● **PROBLEM TO WORK ON**: Write the data below out exactly as it stands. Do not include the pictures.

═════ DATASET RECORDS

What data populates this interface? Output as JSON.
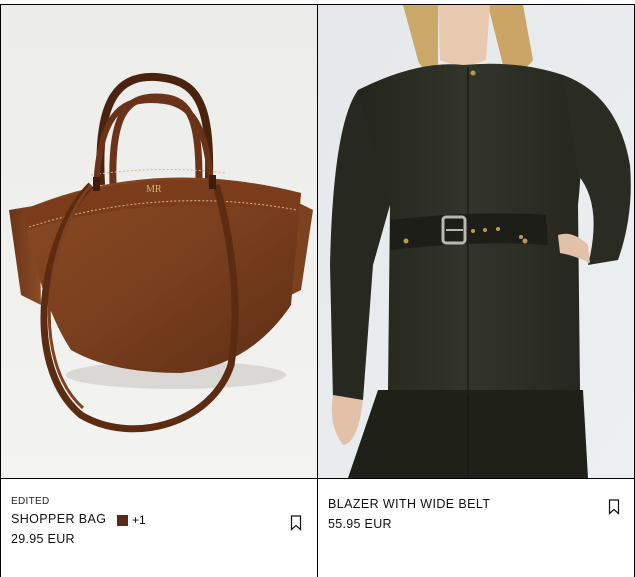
{
  "products": [
    {
      "tag": "EDITED",
      "name": "SHOPPER BAG",
      "swatch_color": "#5a2a14",
      "more_colors": "+1",
      "price": "29.95 EUR",
      "monogram": "MR",
      "icon": "bookmark-icon"
    },
    {
      "name": "BLAZER WITH WIDE BELT",
      "price": "55.95 EUR",
      "icon": "bookmark-icon"
    }
  ]
}
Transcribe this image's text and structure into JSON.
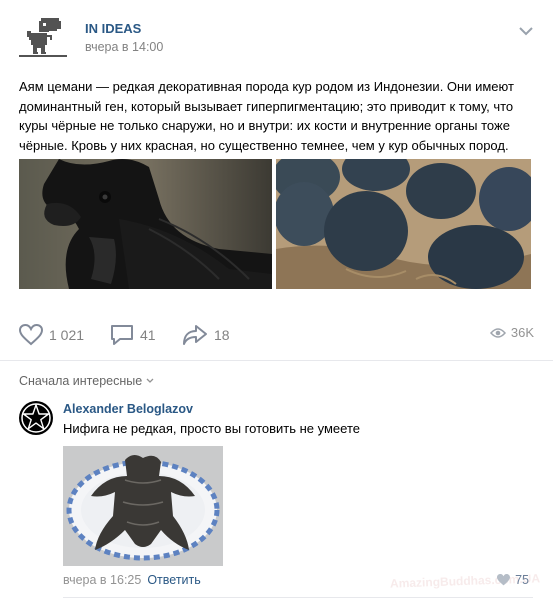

══════════

● **SOLUTION TO THIS EXERCISE**:
What data populates this interface? Output as JSON.
{
  "products": [
    {
      "tag": "EDITED",
      "name": "SHOPPER BAG",
      "swatch_color": "#5a2a14",
      "more_colors": "+1",
      "price": "29.95 EUR",
      "monogram": "MR",
      "icon": "bookmark-icon"
    },
    {
      "name": "BLAZER WITH WIDE BELT",
      "price": "55.95 EUR",
      "icon": "bookmark-icon"
    }
  ]
}
Transcribe this image's text and structure into JSON.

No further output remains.